• Stated exercise A
Reproduce the movie review starting at "We went to see" and ending at "The Dark Knight.", replacing "trilogy" with "series".

• Selected passage
((

We went to see The Dark Knight Rises this week, my comic-book-geek husband and I.

I had anticipated enjoying it, and I really did. It was a very-well-done conclusion to the Dark Knight trilogy. While you can certainly see The Dark Knight Rises as a stand-alone movie, it makes much more sense if you see the other two first, Batman Begins and The Dark Knight.

was interested in this incarnation of Batman to begin with. Having been married to a DC Comics fan for 33 years, I am familiar with variations on the Batman theme, and the Dark Knight has always been, well, the darkest of these.  

That’s not to say he isn’t still the Batman and a compelling figure, because he is. I think this particular version, which Christian Bale has played so well, is the most human interpretation of Batman. You don’t just thrill to see him coming to the rescue, you hurt with him and sometimes you want to shake him and tell him to stop being so much like the rest of humanity and be the hero you want him to be. 

There’s plenty of action in the movie, of course, to make those of us who love action flicks interested. It has nail-biting tension and fantastic technology. But the heroes of the film are shown as human beings, with their feet of clay exposed for all the world to see. They have made and do make mistakes and poor choices, just like the rest of us. They do things they regret doing. And yet, they rise above that. They do what they can to make things right again.

))

• Stated exercise B
Put the lines of the entries starting at the line containing "pie-slice <box>185 53 374 283</box>" and ending at the line containing "pie-slice <box>372 240 518 424</box>" into a JSON list of strings, one string per line, leaving out blank lines.

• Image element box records

((

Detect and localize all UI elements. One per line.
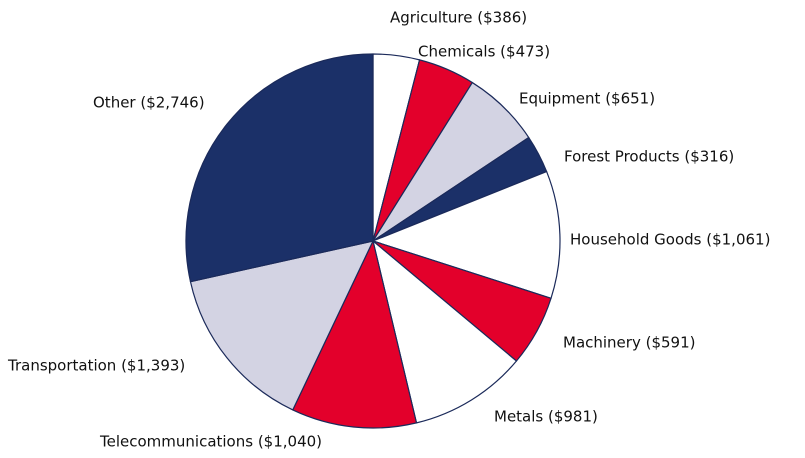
pie-slice <box>185 53 374 283</box>
slice-label: Chemicals ($473) <box>418 43 550 61</box>
slice-label: Machinery ($591) <box>563 334 695 352</box>
slice-label: Equipment ($651) <box>519 90 655 108</box>
slice-label: Metals ($981) <box>494 408 598 426</box>
slice-label: Household Goods ($1,061) <box>570 231 770 249</box>
pie-slice <box>372 170 561 299</box>
slice-label: Forest Products ($316) <box>564 148 734 166</box>
slice-label: Other ($2,746) <box>93 94 205 112</box>
slice-label: Telecommunications ($1,040) <box>99 433 322 451</box>
pie-slice <box>292 240 418 429</box>
pie-slice <box>189 240 374 411</box>
slice-label: Transportation ($1,393) <box>7 357 185 375</box>
slice-label: Agriculture ($386) <box>390 9 527 27</box>
pie-slice <box>372 240 518 424</box>
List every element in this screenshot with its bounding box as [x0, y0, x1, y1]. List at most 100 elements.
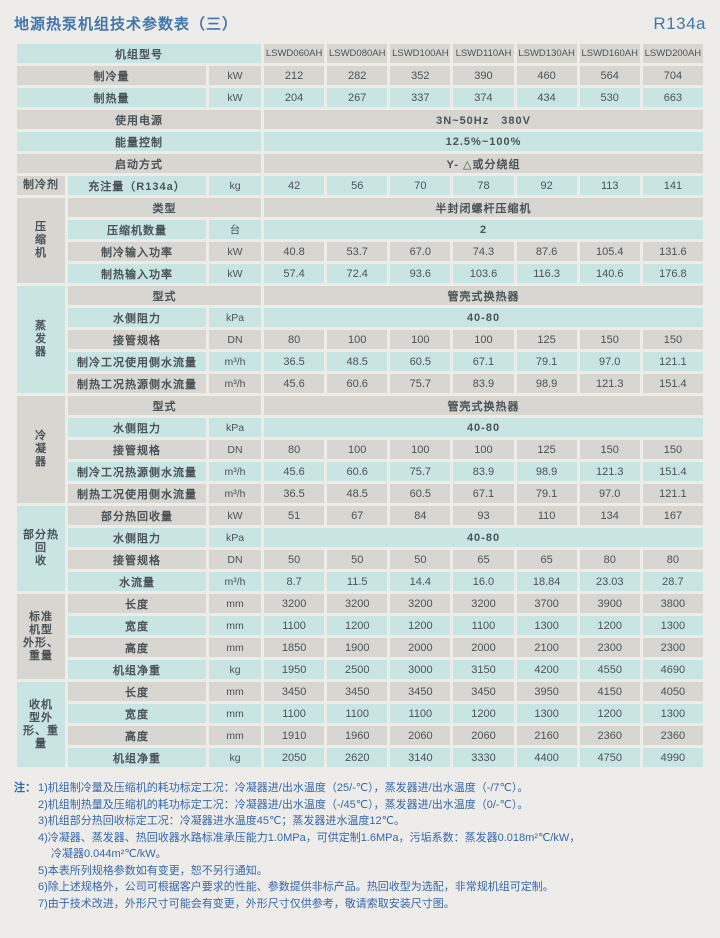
- value-cell: 65: [453, 550, 514, 569]
- unit-cell: m³/h: [209, 374, 262, 393]
- value-cell: 18.84: [516, 572, 577, 591]
- note-line: 5)本表所列规格参数如有变更，恕不另行通知。: [38, 864, 268, 877]
- value-cell: 2360: [642, 726, 703, 745]
- value-cell: 352: [390, 66, 451, 85]
- value-cell: 3450: [390, 682, 451, 701]
- value-cell: 51: [264, 506, 325, 525]
- unit-cell: kW: [209, 242, 262, 261]
- row-label: 机组型号: [17, 44, 262, 63]
- value-cell: 97.0: [579, 352, 640, 371]
- row-label: 充注量（R134a）: [68, 176, 206, 195]
- row-label: 宽度: [68, 704, 206, 723]
- merged-value-cell: 12.5%~100%: [264, 132, 703, 151]
- unit-cell: mm: [209, 594, 262, 613]
- table-row: 制冷剂 充注量（R134a） kg 42 56 70 78 92 113 141: [17, 176, 703, 195]
- unit-cell: m³/h: [209, 484, 262, 503]
- value-cell: 92: [516, 176, 577, 195]
- unit-cell: m³/h: [209, 462, 262, 481]
- table-row: 机组型号 LSWD060AH LSWD080AH LSWD100AH LSWD110AH…: [17, 44, 703, 63]
- row-label: 制冷量: [17, 66, 206, 85]
- merged-value-cell: 3N~50Hz 380V: [264, 110, 703, 129]
- value-cell: 151.4: [642, 374, 703, 393]
- value-cell: 3950: [516, 682, 577, 701]
- value-cell: 67.0: [390, 242, 451, 261]
- value-cell: 28.7: [642, 572, 703, 591]
- value-cell: 93: [453, 506, 514, 525]
- value-cell: 1910: [264, 726, 325, 745]
- value-cell: 16.0: [453, 572, 514, 591]
- refrigerant-label: R134a: [653, 14, 706, 33]
- value-cell: 390: [453, 66, 514, 85]
- unit-cell: mm: [209, 704, 262, 723]
- unit-cell: kPa: [209, 308, 262, 327]
- value-cell: 150: [642, 330, 703, 349]
- row-label: 长度: [68, 682, 206, 701]
- model-cell: LSWD130AH: [516, 44, 577, 63]
- title-bar: 地源热泵机组技术参数表（三） R134a: [0, 0, 720, 34]
- value-cell: 83.9: [453, 462, 514, 481]
- value-cell: 113: [579, 176, 640, 195]
- model-cell: LSWD160AH: [579, 44, 640, 63]
- value-cell: 3200: [453, 594, 514, 613]
- table-row: 能量控制 12.5%~100%: [17, 132, 703, 151]
- table-row: 水侧阻力 kPa 40-80: [17, 308, 703, 327]
- table-row: 宽度 mm 1100 1100 1100 1200 1300 1200 1300: [17, 704, 703, 723]
- value-cell: 36.5: [264, 352, 325, 371]
- value-cell: 80: [264, 330, 325, 349]
- model-cell: LSWD100AH: [390, 44, 451, 63]
- note-line: 冷凝器0.044m²℃/kW。: [51, 848, 167, 860]
- value-cell: 56: [327, 176, 388, 195]
- table-row: 部分热回 收部分热回收量 kW 51 67 84 93 110 134 167: [17, 506, 703, 591]
- value-cell: 150: [579, 330, 640, 349]
- unit-cell: 台: [209, 220, 262, 239]
- note-line: 7)由于技术改进，外形尺寸可能会有变更，外形尺寸仅供参考，敬请索取安装尺寸图。: [38, 897, 455, 910]
- value-cell: 75.7: [390, 374, 451, 393]
- value-cell: 23.03: [579, 572, 640, 591]
- row-label: 接管规格: [68, 550, 206, 569]
- row-label: 制热量: [17, 88, 206, 107]
- value-cell: 4750: [579, 748, 640, 767]
- value-cell: 1100: [327, 704, 388, 723]
- value-cell: 3200: [327, 594, 388, 613]
- value-cell: 204: [264, 88, 325, 107]
- group-label: 冷 凝 器: [17, 396, 65, 503]
- value-cell: 48.5: [327, 484, 388, 503]
- value-cell: 67.1: [453, 352, 514, 371]
- value-cell: 87.6: [516, 242, 577, 261]
- row-label: 水侧阻力: [68, 528, 206, 547]
- table-row: 制热量 kW 204 267 337 374 434 530 663: [17, 88, 703, 107]
- table-row: 收机 型外 形、重 量长度 mm 3450 3450 3450 3450 3950 4150 4…: [17, 682, 703, 767]
- merged-value-cell: 40-80: [264, 308, 703, 327]
- value-cell: 1200: [390, 616, 451, 635]
- value-cell: 4050: [642, 682, 703, 701]
- value-cell: 98.9: [516, 374, 577, 393]
- row-label: 制冷工况使用侧水流量: [68, 352, 206, 371]
- merged-value-cell: 40-80: [264, 418, 703, 437]
- note-line: 2)机组制热量及压缩机的耗功标定工况：冷凝器进/出水温度（-/45℃），蒸发器进…: [38, 798, 529, 811]
- value-cell: 3150: [453, 660, 514, 679]
- unit-cell: kg: [209, 660, 262, 679]
- value-cell: 79.1: [516, 352, 577, 371]
- value-cell: 75.7: [390, 462, 451, 481]
- value-cell: 151.4: [642, 462, 703, 481]
- value-cell: 1300: [516, 704, 577, 723]
- value-cell: 282: [327, 66, 388, 85]
- value-cell: 2000: [453, 638, 514, 657]
- value-cell: 100: [453, 330, 514, 349]
- spec-table: 机组型号 LSWD060AH LSWD080AH LSWD100AH LSWD110AH…: [14, 41, 706, 770]
- value-cell: 2000: [390, 638, 451, 657]
- value-cell: 2050: [264, 748, 325, 767]
- table-row: 宽度 mm 1100 1200 1200 1100 1300 1200 1300: [17, 616, 703, 635]
- value-cell: 60.5: [390, 352, 451, 371]
- row-label: 部分热回收量: [68, 506, 206, 525]
- table-row: 制冷工况使用侧水流量 m³/h 36.5 48.5 60.5 67.1 79.1 97.0 12…: [17, 352, 703, 371]
- value-cell: 57.4: [264, 264, 325, 283]
- value-cell: 1200: [327, 616, 388, 635]
- table-row: 高度 mm 1850 1900 2000 2000 2100 2300 2300: [17, 638, 703, 657]
- value-cell: 2360: [579, 726, 640, 745]
- note-line: 4)冷凝器、蒸发器、热回收器水路标准承压能力1.0MPa，可供定制1.6MPa，…: [38, 831, 581, 844]
- row-label: 压缩机数量: [68, 220, 206, 239]
- value-cell: 564: [579, 66, 640, 85]
- table-row: 压 缩 机类型 半封闭螺杆压缩机: [17, 198, 703, 283]
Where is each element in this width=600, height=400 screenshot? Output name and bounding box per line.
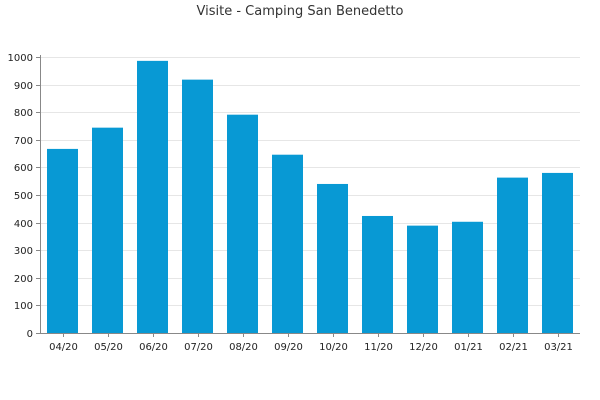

))

• Worked answer A
We went to see The Dark Knight Rises this week, my comic-book-geek husband and I.

I had anticipated enjoying it, and I really did. It was a very-well-done conclusion to the Dark Knight series. While you can certainly see The Dark Knight Rises as a stand-alone movie, it makes much more sense if you see the other two first, Batman Begins and The Dark Knight.

• Worked answer B
[
  "pie-slice <box>185 53 374 283</box>",
  "slice-label: Chemicals ($473) <box>418 43 550 61</box>",
  "slice-label: Machinery ($591) <box>563 334 695 352</box>",
  "slice-label: Equipment ($651) <box>519 90 655 108</box>",
  "slice-label: Metals ($981) <box>494 408 598 426</box>",
  "slice-label: Household Goods ($1,061) <box>570 231 770 249</box>",
  "pie-slice <box>372 170 561 299</box>",
  "slice-label: Forest Products ($316) <box>564 148 734 166</box>",
  "slice-label: Other ($2,746) <box>93 94 205 112</box>",
  "slice-label: Telecommunications ($1,040) <box>99 433 322 451</box>",
  "pie-slice <box>292 240 418 429</box>",
  "pie-slice <box>189 240 374 411</box>",
  "slice-label: Transportation ($1,393) <box>7 357 185 375</box>",
  "slice-label: Agriculture ($386) <box>390 9 527 27</box>",
  "pie-slice <box>372 240 518 424</box>"
]